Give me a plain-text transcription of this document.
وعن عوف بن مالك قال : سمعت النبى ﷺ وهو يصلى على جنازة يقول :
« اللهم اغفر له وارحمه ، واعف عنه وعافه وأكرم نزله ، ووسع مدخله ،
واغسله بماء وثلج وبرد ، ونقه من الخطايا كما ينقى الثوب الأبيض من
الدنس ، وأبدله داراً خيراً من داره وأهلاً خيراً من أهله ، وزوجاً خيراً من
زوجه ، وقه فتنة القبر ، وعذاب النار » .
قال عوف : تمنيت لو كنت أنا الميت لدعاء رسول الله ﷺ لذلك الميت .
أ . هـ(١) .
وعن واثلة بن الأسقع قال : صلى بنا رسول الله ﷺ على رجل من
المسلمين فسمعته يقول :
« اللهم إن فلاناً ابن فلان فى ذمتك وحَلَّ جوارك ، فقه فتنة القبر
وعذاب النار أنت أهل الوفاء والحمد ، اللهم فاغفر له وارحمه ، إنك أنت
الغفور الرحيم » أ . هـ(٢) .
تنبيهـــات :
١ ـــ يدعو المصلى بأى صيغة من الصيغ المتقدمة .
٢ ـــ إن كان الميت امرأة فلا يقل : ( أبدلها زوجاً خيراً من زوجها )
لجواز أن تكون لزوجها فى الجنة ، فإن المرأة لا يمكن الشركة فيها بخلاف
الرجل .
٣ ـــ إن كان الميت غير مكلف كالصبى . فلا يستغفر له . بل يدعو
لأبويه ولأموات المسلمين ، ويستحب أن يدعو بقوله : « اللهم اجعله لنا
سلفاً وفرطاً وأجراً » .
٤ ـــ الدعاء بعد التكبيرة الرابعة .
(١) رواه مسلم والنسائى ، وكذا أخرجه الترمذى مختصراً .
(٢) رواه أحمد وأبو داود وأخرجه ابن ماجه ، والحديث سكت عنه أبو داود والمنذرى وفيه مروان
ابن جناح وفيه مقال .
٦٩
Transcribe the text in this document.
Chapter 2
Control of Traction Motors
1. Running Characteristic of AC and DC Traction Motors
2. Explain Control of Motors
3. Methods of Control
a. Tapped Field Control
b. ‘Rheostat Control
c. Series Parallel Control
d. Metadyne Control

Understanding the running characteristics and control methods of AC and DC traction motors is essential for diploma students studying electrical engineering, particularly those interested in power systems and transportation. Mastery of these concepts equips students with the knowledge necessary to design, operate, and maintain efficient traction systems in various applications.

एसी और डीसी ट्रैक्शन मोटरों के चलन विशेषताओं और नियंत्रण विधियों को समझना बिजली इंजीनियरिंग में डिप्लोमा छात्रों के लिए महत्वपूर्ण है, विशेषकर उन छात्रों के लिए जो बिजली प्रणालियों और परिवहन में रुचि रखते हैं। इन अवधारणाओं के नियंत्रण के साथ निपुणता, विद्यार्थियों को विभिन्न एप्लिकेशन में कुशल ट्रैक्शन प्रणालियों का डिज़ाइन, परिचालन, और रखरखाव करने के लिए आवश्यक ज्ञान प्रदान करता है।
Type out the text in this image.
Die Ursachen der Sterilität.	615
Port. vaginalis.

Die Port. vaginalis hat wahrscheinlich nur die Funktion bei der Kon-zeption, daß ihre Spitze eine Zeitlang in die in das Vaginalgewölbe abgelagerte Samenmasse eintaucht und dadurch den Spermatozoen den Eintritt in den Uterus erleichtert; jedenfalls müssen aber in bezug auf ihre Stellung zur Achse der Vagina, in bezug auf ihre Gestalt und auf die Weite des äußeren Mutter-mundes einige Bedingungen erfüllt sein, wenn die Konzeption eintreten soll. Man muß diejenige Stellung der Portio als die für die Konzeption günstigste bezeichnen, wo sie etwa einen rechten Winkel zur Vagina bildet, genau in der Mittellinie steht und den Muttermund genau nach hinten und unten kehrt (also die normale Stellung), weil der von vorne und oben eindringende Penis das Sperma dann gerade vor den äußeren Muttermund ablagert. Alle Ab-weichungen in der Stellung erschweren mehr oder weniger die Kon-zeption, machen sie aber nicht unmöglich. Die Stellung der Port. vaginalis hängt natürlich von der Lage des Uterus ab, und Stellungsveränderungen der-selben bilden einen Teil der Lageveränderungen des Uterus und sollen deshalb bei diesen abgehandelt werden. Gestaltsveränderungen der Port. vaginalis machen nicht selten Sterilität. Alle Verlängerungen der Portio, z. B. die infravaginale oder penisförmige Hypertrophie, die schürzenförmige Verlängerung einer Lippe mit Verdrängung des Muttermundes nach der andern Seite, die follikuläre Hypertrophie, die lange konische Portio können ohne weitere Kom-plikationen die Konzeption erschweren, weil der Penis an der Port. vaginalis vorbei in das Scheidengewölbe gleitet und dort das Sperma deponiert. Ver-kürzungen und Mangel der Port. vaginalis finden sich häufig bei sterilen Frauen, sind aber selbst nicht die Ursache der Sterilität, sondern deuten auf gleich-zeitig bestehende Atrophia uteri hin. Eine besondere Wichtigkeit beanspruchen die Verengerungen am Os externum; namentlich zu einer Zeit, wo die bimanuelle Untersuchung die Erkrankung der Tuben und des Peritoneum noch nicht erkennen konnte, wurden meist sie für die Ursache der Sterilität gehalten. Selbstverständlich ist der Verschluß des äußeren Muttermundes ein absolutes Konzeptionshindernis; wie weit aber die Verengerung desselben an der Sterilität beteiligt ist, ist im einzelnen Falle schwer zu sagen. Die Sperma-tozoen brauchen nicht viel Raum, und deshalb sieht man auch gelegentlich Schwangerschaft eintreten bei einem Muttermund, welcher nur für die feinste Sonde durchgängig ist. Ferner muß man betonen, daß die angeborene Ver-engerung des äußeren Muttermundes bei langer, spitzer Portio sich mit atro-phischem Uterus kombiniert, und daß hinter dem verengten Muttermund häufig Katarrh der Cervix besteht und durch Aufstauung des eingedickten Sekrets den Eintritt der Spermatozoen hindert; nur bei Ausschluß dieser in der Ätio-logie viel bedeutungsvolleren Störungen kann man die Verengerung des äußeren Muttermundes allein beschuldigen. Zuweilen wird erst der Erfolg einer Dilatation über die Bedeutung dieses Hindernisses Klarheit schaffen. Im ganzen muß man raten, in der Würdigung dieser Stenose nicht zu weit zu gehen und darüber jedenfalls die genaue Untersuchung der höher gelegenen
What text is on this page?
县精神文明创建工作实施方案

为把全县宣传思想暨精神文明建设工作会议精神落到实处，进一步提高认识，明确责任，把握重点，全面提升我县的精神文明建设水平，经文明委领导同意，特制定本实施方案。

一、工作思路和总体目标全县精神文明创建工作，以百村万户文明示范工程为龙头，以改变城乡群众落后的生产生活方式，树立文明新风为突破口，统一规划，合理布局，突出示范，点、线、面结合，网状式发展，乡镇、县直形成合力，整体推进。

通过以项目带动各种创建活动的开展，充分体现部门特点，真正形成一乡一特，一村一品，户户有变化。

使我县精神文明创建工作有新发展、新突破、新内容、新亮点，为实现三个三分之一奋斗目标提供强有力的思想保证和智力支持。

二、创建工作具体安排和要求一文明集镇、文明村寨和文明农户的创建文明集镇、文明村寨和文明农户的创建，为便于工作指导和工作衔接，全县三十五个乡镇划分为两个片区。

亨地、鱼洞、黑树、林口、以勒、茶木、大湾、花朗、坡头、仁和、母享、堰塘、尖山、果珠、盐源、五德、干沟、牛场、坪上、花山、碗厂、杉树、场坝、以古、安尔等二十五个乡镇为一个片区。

== == ==

Your task: Every line in the data that holds "document" should be copied out.

Task answer:
Give me a plain-text transcription of this document.
Transcribe the text in this document.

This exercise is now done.